═══ DATI FORNITI

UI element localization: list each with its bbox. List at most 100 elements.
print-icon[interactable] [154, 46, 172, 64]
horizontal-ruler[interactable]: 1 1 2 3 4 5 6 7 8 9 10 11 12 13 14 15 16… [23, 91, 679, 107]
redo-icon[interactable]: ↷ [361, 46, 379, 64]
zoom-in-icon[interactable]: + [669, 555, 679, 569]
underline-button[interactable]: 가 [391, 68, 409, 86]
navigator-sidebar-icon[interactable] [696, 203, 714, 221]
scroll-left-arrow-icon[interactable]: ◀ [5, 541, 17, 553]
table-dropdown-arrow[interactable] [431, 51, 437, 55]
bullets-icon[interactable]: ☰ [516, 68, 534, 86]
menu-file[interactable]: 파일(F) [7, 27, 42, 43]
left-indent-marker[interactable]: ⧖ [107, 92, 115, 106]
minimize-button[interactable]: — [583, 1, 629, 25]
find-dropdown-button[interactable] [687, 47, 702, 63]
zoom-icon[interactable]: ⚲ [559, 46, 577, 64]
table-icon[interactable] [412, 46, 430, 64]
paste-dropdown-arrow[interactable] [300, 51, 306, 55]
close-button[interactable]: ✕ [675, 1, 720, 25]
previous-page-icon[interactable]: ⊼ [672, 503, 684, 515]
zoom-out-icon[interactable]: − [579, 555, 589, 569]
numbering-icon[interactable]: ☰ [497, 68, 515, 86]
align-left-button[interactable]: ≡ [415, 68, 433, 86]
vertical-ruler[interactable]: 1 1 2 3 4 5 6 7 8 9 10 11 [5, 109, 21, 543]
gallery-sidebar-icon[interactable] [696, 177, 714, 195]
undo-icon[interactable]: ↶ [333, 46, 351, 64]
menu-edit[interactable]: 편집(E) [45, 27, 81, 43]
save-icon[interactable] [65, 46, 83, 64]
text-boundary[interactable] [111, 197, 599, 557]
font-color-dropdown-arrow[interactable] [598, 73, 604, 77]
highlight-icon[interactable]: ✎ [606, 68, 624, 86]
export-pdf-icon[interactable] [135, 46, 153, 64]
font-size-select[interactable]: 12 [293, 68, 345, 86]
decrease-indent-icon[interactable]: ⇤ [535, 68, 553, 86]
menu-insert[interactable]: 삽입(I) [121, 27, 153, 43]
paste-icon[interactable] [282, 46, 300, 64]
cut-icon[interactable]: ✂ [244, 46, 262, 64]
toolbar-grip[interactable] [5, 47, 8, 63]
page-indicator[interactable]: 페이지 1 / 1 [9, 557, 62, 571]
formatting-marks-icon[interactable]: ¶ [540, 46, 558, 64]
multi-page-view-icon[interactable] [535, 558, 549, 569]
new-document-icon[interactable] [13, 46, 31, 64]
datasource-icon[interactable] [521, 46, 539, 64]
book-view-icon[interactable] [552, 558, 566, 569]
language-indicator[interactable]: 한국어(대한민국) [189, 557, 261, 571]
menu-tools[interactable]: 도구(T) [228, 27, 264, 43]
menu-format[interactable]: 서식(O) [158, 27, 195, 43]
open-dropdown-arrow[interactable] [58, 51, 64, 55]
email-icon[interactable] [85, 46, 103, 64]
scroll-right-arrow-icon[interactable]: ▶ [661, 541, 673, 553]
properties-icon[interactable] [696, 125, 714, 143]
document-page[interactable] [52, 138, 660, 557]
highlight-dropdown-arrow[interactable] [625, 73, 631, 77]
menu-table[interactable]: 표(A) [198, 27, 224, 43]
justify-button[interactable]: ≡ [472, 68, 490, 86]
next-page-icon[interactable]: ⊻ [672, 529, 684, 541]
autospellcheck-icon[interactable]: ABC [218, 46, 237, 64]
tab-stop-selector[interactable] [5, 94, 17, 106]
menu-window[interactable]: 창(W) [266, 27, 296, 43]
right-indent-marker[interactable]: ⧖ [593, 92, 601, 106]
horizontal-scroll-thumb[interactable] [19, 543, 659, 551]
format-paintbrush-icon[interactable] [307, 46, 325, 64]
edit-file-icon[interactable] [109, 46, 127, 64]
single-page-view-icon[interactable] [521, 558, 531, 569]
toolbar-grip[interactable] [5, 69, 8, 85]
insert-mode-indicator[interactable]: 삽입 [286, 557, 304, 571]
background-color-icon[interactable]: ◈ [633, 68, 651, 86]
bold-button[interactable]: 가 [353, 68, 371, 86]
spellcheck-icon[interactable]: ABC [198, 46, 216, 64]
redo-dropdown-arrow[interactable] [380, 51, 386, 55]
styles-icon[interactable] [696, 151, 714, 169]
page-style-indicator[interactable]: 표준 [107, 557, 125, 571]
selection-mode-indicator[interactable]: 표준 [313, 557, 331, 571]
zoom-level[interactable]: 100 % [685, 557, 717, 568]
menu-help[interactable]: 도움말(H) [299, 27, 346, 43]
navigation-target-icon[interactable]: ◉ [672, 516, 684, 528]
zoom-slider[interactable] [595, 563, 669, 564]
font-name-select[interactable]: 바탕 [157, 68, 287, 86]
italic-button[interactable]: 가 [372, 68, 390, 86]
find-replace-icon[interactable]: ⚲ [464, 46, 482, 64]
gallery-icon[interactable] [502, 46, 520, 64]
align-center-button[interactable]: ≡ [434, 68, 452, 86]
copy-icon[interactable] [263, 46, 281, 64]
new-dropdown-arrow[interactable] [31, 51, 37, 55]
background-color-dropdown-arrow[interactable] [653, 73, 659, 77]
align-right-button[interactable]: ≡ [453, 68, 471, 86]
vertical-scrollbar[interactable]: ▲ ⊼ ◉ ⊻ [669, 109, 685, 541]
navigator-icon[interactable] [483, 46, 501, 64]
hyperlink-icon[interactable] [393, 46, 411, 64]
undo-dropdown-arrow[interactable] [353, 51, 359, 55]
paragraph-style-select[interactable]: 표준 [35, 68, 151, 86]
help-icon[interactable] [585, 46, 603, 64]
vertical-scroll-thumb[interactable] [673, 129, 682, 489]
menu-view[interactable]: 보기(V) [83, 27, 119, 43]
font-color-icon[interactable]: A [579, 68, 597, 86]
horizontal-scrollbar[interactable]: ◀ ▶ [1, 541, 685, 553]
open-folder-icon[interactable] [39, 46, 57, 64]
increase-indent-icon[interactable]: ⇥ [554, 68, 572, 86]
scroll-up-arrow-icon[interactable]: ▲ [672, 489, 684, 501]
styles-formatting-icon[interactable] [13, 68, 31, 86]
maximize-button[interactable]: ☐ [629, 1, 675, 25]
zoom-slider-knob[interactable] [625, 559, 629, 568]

══════

CONSEGNA: Indica il numero di righe dell'elenco che contengono la stringa "paste", distinguendo tra maiuscole e minuscole. Rispondi soltanto con il numero.

RISPOSTA CORRETTA: 2